| Material provided |
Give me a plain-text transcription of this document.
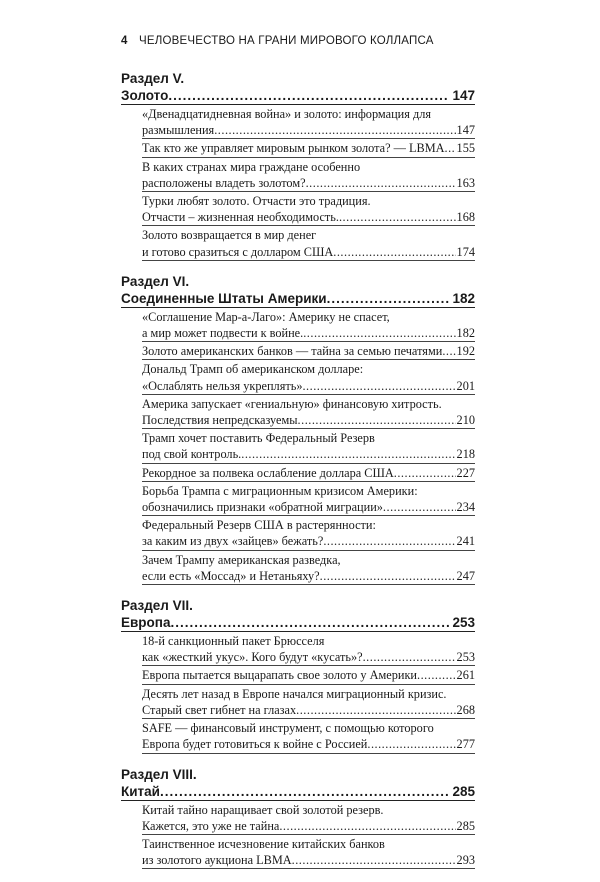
4 ЧЕЛОВЕЧЕСТВО НА ГРАНИ МИРОВОГО КОЛЛАПСА
Раздел V.
Золото .....	147
«Двенадцатидневная война» и золото: информация для
размышления .....	147
Так кто же управляет мировым рынком золота? — LBMA ..... 155
В каких странах мира граждане особенно
расположены владеть золотом? .....	163
Турки любят золото. Отчасти это традиция.
Отчасти – жизненная необходимость. .....	168
Золото возвращается в мир денег
и готово сразиться с долларом США .....	174
Раздел VI.
Соединенные Штаты Америки .....	182
«Соглашение Мар-а-Лаго»: Америку не спасет,
а мир может подвести к войне. .....	182
Золото американских банков — тайна за семью печатями ..... 192
Дональд Трамп об американском долларе:
«Ослаблять нельзя укреплять» .....	201
Америка запускает «гениальную» финансовую хитрость.
Последствия непредсказуемы .....	210
Трамп хочет поставить Федеральный Резерв
под свой контроль. .....	218
Рекордное за полвека ослабление доллара США .....	227
Борьба Трампа с миграционным кризисом Америки:
обозначились признаки «обратной миграции» .....	234
Федеральный Резерв США в растерянности:
за каким из двух «зайцев» бежать? .....	241
Зачем Трампу американская разведка,
если есть «Моссад» и Нетаньяху? .....	247
Раздел VII.
Европа .....	253
18-й санкционный пакет Брюсселя
как «жесткий укус». Кого будут «кусать»? .....	253
Европа пытается выцарапать свое золото у Америки .....	261
Десять лет назад в Европе начался миграционный кризис.
Старый свет гибнет на глазах .....	268
SAFE — финансовый инструмент, с помощью которого
Европа будет готовиться к войне с Россией .....	277
Раздел VIII.
Китай .....	285
Китай тайно наращивает свой золотой резерв.
Кажется, это уже не тайна .....	285
Таинственное исчезновение китайских банков
из золотого аукциона LBMA .....	293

| Exercise |
Of the lines in the data, how many contain the word "LBMA"? Provide the number and nothing further.

| Expected answer |
2